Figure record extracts

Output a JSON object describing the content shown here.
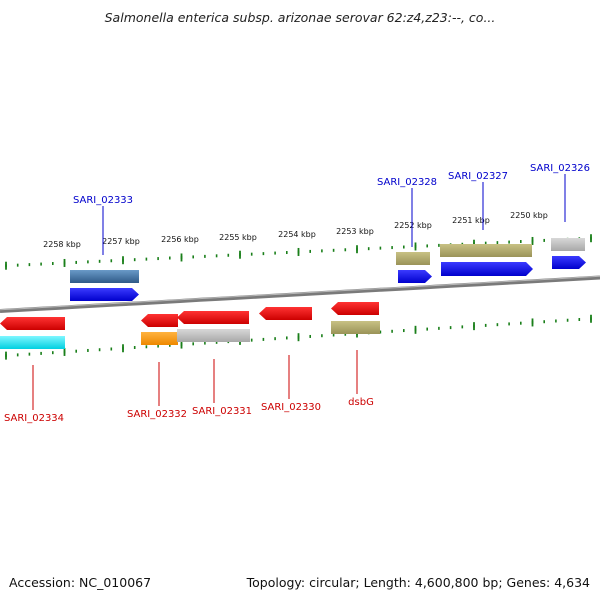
{
  "title": "Salmonella enterica subsp. arizonae serovar 62:z4,z23:--, co...",
  "footer": {
    "accession": "Accession: NC_010067",
    "topology": "Topology: circular; Length: 4,600,800 bp; Genes: 4,634"
  },
  "colors": {
    "forward_label": "#0000cc",
    "reverse_label": "#cc0000",
    "backbone": "#7a7a7a",
    "tick": "#1a7f1a",
    "forward_cds": "#0000ee",
    "reverse_cds": "#ee0000",
    "rna_olive": "#b8b070",
    "rna_steel": "#4a7aa8",
    "rna_cyan": "#00e5ee",
    "rna_orange": "#ff9900",
    "rna_gray": "#bbbbbb"
  },
  "kbp_labels": [
    "2258 kbp",
    "2257 kbp",
    "2256 kbp",
    "2255 kbp",
    "2254 kbp",
    "2253 kbp",
    "2252 kbp",
    "2251 kbp",
    "2250 kbp"
  ],
  "gene_labels": {
    "forward": [
      "SARI_02333",
      "SARI_02328",
      "SARI_02327",
      "SARI_02326"
    ],
    "reverse": [
      "SARI_02334",
      "SARI_02332",
      "SARI_02331",
      "SARI_02330",
      "dsbG"
    ]
  }
}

◆ Work instruction ◆
Would you print all the entries again exactly, minus any pictures?

◆ Result for this task ◆
Output a JSON object describing the content shown here.
{
  "title": "Salmonella enterica subsp. arizonae serovar 62:z4,z23:--, co...",
  "footer": {
    "accession": "Accession: NC_010067",
    "topology": "Topology: circular; Length: 4,600,800 bp; Genes: 4,634"
  },
  "colors": {
    "forward_label": "#0000cc",
    "reverse_label": "#cc0000",
    "backbone": "#7a7a7a",
    "tick": "#1a7f1a",
    "forward_cds": "#0000ee",
    "reverse_cds": "#ee0000",
    "rna_olive": "#b8b070",
    "rna_steel": "#4a7aa8",
    "rna_cyan": "#00e5ee",
    "rna_orange": "#ff9900",
    "rna_gray": "#bbbbbb"
  },
  "kbp_labels": [
    "2258 kbp",
    "2257 kbp",
    "2256 kbp",
    "2255 kbp",
    "2254 kbp",
    "2253 kbp",
    "2252 kbp",
    "2251 kbp",
    "2250 kbp"
  ],
  "gene_labels": {
    "forward": [
      "SARI_02333",
      "SARI_02328",
      "SARI_02327",
      "SARI_02326"
    ],
    "reverse": [
      "SARI_02334",
      "SARI_02332",
      "SARI_02331",
      "SARI_02330",
      "dsbG"
    ]
  }
}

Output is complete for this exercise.